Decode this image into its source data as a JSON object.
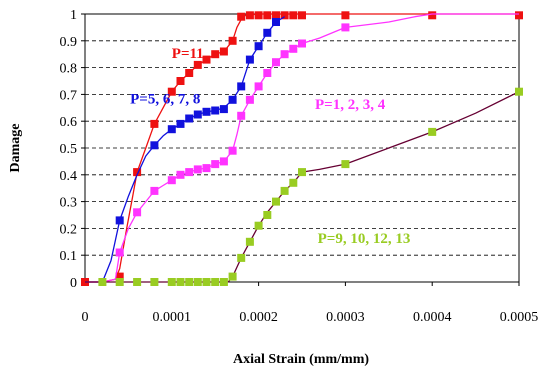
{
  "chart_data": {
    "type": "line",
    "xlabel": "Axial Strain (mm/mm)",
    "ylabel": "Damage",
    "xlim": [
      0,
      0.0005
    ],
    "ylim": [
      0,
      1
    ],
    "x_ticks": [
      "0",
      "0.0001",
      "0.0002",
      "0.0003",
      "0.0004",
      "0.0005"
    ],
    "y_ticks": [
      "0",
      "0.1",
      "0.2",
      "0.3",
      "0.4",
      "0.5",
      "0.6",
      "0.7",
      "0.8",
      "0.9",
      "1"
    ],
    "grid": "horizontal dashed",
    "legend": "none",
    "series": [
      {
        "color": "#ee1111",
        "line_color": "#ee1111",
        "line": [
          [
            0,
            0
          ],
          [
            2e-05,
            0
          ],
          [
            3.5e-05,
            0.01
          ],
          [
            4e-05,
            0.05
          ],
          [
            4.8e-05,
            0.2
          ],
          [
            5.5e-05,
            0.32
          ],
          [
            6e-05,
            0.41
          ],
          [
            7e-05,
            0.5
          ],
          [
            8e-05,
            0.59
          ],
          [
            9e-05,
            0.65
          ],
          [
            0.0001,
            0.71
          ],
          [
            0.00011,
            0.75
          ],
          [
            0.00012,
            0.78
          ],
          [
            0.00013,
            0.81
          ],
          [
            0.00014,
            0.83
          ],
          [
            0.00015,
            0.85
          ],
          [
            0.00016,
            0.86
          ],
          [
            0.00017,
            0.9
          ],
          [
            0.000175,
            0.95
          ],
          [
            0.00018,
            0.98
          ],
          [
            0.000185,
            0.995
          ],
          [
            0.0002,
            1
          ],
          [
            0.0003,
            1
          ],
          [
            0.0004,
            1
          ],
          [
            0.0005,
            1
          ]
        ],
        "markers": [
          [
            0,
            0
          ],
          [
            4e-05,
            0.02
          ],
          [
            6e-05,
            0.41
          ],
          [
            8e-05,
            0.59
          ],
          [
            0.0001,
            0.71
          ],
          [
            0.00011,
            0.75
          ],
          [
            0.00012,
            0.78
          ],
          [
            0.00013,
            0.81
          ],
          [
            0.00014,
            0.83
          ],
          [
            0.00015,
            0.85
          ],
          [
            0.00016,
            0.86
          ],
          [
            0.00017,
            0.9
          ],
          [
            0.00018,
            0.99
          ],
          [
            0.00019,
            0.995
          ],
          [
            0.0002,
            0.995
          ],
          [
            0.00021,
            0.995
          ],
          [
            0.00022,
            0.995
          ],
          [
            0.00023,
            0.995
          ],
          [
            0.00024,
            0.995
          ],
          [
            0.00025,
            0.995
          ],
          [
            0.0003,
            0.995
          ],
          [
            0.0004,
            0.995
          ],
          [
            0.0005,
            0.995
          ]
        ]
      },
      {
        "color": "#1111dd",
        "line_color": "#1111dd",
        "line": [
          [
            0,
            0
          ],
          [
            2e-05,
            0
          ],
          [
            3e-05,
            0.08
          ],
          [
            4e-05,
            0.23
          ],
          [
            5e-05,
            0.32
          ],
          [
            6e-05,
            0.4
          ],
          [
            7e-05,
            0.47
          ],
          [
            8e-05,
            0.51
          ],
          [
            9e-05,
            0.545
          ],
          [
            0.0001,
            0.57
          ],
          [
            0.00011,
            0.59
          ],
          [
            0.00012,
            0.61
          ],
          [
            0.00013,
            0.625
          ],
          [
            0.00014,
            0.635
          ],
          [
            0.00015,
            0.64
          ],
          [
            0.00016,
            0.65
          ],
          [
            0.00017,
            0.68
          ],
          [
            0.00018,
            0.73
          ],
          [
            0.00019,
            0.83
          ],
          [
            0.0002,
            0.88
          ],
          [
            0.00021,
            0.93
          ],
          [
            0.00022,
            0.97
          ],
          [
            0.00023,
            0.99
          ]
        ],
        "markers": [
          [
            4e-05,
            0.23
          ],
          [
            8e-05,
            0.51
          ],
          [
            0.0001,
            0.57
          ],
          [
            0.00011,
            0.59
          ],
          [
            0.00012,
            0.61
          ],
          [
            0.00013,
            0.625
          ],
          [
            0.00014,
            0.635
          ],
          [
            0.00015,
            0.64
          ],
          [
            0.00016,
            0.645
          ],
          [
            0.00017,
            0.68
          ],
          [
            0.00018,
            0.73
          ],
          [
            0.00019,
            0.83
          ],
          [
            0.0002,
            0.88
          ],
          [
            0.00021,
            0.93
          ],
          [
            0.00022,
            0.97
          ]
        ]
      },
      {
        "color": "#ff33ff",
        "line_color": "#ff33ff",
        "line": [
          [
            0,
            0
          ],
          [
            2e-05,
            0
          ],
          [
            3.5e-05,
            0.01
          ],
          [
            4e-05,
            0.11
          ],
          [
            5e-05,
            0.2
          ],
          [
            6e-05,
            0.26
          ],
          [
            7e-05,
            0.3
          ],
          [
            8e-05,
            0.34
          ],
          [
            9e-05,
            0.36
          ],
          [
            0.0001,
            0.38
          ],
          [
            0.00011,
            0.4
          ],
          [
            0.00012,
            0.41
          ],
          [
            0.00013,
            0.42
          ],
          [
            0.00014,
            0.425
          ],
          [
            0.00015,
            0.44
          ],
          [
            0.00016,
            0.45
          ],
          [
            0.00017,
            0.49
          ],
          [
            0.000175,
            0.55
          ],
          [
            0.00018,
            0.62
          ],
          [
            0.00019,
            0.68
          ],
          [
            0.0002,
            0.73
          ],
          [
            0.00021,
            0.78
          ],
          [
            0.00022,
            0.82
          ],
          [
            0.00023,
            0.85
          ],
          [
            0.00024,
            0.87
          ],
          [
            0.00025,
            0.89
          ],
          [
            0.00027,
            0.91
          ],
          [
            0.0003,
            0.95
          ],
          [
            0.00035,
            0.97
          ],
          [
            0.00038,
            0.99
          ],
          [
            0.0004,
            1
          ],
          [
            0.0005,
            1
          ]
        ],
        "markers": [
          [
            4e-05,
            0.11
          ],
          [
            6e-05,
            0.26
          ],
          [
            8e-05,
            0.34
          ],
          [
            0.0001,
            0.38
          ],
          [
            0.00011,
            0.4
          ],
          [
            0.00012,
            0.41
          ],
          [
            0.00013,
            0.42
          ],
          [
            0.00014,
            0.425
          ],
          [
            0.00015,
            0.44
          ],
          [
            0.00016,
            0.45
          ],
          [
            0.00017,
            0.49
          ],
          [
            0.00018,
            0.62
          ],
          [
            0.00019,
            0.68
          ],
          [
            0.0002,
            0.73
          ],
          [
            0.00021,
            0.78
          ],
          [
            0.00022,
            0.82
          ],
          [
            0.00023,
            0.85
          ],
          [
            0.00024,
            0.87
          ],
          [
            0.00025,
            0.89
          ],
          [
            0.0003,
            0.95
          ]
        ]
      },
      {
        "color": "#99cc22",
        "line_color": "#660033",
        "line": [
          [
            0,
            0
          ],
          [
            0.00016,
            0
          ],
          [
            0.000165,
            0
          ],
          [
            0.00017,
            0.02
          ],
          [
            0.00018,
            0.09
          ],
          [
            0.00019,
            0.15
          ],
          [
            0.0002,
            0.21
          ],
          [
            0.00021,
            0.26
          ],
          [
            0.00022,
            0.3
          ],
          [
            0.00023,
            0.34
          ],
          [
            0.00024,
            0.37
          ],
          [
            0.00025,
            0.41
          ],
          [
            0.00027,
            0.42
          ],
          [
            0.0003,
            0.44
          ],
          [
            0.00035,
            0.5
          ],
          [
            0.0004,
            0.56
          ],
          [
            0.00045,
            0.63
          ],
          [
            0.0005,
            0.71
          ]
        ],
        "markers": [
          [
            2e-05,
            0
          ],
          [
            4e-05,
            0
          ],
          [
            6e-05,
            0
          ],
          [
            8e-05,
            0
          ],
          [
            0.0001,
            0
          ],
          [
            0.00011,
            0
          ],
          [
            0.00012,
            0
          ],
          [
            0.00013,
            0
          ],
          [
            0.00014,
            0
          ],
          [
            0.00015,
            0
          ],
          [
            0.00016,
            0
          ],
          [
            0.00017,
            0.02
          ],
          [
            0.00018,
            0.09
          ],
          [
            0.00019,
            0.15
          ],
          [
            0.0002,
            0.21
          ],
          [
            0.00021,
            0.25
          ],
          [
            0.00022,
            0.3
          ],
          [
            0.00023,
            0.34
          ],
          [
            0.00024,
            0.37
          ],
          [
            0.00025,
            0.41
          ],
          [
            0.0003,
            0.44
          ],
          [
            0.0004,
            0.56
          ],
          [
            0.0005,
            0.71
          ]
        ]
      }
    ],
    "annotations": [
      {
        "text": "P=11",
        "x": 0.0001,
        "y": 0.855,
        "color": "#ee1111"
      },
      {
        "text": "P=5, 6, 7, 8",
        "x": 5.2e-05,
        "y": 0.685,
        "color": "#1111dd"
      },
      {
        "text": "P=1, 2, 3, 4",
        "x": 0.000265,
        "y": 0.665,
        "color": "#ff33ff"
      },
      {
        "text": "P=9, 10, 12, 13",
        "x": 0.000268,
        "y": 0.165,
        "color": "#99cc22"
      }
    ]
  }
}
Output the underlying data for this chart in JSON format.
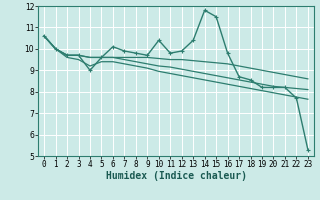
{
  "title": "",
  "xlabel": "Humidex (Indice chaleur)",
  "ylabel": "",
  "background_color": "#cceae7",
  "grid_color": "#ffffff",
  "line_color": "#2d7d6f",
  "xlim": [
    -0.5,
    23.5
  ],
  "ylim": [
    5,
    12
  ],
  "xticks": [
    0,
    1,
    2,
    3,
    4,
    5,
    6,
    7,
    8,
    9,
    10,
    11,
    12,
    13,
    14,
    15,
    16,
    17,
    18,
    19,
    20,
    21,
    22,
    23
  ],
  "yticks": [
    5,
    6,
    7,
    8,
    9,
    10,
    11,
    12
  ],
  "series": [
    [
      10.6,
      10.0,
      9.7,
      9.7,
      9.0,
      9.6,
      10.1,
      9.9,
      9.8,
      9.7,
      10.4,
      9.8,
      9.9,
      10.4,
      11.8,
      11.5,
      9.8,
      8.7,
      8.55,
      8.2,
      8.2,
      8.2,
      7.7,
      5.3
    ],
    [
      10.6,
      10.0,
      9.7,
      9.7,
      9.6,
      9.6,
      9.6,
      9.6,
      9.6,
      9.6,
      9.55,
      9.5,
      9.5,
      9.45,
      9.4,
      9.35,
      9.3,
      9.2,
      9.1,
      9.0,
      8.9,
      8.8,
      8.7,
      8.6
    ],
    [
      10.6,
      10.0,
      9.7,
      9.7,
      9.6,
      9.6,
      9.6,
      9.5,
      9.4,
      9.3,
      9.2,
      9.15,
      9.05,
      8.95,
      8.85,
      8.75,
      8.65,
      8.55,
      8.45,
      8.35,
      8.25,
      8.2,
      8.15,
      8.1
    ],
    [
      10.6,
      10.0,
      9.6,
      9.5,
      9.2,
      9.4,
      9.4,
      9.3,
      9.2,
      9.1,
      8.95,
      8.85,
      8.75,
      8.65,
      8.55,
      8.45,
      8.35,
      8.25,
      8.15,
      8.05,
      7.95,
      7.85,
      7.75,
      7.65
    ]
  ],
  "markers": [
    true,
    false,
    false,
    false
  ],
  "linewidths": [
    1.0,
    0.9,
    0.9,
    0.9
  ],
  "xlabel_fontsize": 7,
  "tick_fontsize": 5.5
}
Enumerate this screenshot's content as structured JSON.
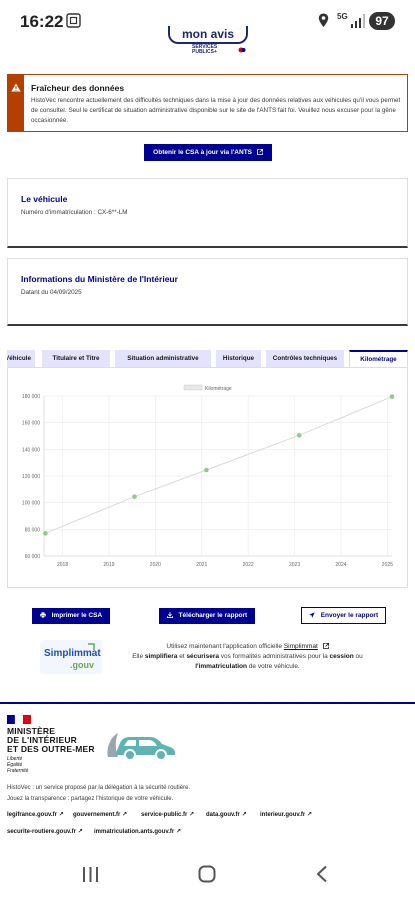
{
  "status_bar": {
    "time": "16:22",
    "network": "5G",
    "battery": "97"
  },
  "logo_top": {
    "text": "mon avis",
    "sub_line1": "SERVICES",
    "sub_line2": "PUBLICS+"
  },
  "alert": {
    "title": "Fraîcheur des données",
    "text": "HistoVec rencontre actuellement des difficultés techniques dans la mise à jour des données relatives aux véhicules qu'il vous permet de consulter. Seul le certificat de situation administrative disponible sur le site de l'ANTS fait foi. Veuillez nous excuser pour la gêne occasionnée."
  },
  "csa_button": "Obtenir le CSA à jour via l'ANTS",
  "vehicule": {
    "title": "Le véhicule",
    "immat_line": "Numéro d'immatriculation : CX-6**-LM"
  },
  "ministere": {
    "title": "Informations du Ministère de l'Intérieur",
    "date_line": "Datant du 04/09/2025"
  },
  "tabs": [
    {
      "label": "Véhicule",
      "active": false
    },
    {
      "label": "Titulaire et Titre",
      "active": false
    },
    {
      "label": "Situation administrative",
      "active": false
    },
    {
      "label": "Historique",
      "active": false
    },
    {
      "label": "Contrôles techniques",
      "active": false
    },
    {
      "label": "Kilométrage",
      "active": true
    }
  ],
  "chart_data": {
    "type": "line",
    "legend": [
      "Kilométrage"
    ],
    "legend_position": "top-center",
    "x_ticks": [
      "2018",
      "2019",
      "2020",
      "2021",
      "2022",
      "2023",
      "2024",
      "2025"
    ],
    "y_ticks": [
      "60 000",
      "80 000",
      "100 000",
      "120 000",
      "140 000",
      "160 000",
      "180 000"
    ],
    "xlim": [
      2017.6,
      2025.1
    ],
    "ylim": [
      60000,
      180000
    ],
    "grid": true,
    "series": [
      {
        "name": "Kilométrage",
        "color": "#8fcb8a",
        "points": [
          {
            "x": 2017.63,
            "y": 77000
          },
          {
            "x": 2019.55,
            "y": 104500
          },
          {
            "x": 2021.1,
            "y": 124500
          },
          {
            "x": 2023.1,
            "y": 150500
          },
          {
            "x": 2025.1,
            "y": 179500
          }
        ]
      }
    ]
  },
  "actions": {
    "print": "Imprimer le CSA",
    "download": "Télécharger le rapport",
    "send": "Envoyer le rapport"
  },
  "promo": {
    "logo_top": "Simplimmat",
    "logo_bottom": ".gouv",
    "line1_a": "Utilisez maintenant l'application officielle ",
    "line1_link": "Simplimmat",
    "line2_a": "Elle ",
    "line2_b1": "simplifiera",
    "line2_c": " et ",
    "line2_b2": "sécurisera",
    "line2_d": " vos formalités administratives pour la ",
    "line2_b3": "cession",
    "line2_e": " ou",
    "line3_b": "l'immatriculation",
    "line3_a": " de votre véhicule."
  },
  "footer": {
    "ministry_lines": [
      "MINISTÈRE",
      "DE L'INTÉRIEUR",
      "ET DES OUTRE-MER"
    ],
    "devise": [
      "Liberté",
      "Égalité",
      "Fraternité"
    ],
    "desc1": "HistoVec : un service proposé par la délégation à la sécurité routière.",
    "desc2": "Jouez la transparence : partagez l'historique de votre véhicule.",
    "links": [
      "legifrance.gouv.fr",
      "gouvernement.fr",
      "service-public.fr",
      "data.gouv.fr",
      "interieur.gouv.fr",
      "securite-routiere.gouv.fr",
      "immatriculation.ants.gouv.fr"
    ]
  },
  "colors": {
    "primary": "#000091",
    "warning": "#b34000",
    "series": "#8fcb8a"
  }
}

******************************

Set task> Select from the material above each line in which the string "HistoVec" appears, and list those lines.

Written reply>
    "text": "HistoVec rencontre actuellement des difficultés techniques dans la mise à jour des données relatives aux véhicules qu'il vous permet de consulter. Seul le certificat de situation administrative disponible sur le site de l'ANTS fait foi. Veuillez nous excuser pour la gêne occasionnée."
    "desc1": "HistoVec : un service proposé par la délégation à la sécurité routière.",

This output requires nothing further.